==== Records to process

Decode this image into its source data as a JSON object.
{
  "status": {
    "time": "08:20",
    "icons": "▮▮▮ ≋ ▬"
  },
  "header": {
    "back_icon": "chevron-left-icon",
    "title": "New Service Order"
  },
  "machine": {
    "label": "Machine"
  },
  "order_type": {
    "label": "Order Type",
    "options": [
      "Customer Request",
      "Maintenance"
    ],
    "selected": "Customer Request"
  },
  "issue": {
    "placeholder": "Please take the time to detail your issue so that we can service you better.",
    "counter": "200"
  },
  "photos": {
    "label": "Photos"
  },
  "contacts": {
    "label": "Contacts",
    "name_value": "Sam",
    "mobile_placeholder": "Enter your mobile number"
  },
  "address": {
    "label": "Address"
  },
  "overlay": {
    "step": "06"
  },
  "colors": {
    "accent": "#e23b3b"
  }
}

========
==== Records to process

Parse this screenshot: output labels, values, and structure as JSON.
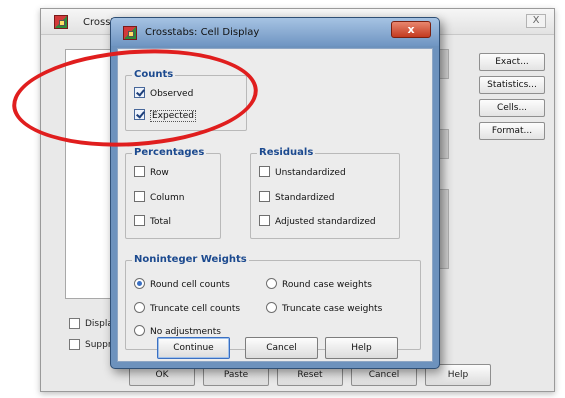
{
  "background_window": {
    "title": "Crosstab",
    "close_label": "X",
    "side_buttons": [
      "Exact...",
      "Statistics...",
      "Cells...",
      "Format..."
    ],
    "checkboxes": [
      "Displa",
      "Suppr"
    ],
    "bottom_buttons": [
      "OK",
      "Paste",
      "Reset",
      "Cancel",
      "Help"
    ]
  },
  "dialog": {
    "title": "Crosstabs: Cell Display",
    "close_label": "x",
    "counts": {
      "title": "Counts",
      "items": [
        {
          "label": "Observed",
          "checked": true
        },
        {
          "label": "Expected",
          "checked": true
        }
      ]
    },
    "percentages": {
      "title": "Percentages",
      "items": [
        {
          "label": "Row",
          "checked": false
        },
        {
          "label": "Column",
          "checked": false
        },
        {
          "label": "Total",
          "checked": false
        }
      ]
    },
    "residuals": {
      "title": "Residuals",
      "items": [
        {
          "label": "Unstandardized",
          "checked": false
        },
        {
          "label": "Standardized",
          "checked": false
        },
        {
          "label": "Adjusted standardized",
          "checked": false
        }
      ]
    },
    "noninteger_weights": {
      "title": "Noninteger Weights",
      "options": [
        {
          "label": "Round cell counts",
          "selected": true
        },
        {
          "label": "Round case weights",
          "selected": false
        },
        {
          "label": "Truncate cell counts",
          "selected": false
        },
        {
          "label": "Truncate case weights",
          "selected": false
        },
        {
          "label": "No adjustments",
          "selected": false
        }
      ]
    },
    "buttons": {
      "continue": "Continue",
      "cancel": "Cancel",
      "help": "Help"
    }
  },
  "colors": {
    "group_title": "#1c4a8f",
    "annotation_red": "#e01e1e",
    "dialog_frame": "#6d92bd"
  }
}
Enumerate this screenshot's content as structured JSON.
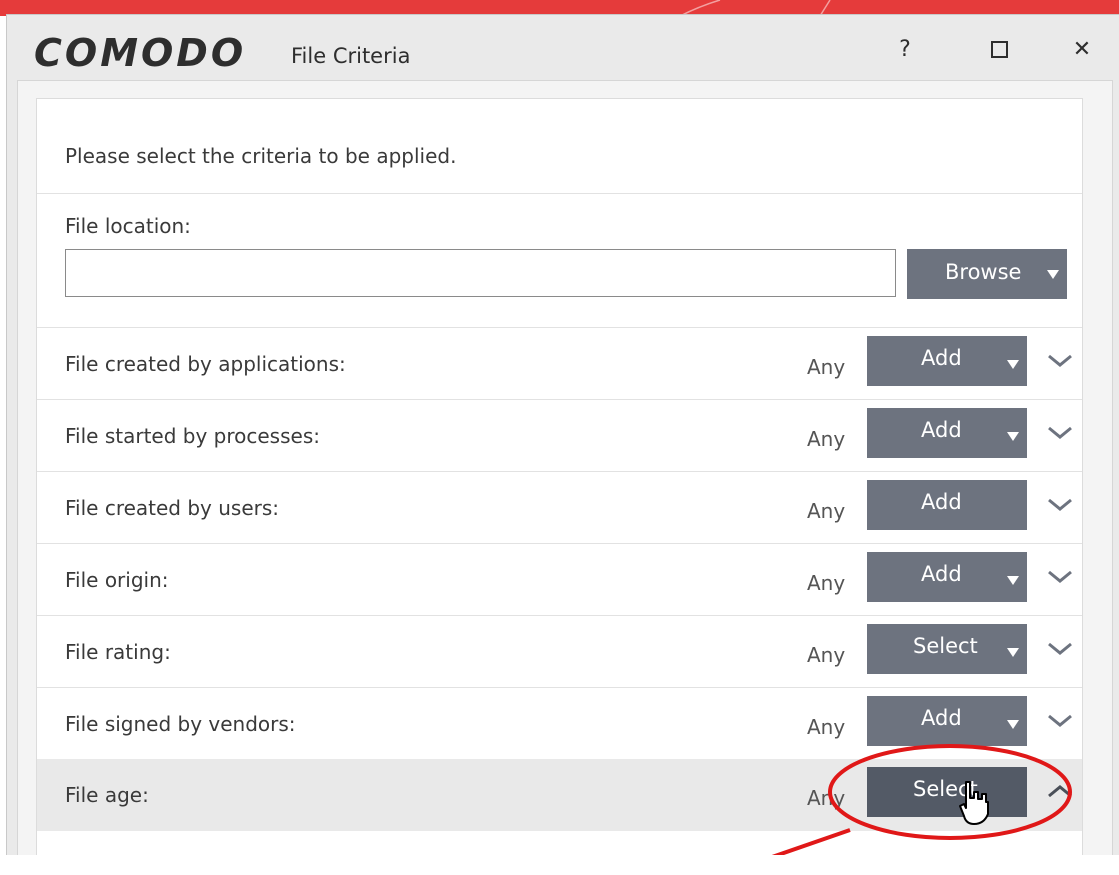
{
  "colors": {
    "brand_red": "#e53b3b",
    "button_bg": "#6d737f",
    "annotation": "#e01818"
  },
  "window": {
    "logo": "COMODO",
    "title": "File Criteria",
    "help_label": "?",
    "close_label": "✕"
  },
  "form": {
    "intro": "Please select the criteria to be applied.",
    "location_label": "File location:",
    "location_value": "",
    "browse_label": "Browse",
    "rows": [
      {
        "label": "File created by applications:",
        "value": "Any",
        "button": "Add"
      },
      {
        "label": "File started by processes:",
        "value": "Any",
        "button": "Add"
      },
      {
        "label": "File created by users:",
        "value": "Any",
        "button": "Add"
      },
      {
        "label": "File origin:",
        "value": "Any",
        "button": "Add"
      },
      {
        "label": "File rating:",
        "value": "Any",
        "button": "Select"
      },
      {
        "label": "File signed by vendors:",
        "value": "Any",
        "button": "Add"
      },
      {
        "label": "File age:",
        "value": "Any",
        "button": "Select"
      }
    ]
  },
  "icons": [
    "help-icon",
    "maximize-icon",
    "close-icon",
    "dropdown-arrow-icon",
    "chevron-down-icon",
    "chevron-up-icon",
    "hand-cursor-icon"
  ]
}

========

**Problem to solve**
In the material above, find each line that contains the word "time", and select it.

**Written solution**
    "time": "08:20",
    "placeholder": "Please take the time to detail your issue so that we can service you better.",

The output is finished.